- Data entries
_ _ _ _
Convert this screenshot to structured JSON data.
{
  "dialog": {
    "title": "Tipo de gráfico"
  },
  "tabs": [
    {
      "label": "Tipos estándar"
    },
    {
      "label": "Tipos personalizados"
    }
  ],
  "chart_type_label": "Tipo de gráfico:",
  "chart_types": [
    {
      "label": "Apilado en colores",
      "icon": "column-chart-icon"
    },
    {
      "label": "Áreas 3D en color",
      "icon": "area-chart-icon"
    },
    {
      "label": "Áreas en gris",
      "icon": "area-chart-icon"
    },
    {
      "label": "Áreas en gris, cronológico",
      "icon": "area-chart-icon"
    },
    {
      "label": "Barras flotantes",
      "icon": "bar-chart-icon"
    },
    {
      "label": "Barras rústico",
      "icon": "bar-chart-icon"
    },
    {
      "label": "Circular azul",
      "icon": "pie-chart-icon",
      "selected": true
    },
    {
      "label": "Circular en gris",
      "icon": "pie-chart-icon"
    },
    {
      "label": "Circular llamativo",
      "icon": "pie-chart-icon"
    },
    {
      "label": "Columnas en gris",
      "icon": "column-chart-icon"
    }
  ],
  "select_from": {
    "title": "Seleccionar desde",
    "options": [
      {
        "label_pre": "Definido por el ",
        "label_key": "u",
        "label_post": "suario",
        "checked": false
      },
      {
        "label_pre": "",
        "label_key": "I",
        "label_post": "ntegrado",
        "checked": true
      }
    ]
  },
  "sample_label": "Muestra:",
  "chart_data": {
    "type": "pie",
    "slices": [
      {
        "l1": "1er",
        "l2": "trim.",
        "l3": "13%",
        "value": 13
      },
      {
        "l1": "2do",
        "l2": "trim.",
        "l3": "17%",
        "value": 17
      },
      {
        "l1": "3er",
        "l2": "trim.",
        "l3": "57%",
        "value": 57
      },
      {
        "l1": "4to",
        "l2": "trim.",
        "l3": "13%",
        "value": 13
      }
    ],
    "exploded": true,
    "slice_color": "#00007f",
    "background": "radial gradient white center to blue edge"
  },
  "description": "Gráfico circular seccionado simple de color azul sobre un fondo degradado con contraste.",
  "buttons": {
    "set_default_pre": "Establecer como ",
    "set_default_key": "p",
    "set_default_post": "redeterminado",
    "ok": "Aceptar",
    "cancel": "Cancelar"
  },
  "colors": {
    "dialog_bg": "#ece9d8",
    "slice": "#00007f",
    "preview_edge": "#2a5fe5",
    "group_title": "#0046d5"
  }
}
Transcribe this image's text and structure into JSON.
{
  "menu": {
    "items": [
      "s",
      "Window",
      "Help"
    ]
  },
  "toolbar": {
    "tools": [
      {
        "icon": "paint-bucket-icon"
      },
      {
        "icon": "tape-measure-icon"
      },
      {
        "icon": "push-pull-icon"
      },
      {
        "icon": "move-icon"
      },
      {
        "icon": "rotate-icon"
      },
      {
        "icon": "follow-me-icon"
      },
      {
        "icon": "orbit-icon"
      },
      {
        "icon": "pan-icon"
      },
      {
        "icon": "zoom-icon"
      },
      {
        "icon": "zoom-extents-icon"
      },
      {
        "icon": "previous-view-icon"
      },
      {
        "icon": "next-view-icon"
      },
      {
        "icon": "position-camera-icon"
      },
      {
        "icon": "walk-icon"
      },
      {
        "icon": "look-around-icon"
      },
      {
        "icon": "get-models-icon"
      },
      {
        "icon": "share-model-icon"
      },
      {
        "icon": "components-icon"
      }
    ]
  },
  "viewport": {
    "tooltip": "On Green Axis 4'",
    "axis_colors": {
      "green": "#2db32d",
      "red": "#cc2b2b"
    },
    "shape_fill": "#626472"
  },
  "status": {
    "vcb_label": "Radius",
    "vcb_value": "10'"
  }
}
_ _ _ _
- INSTRUCTION
Across the data, tally the lines containing "gris" and give back the number alone.

- CORRECT OUTPUT
4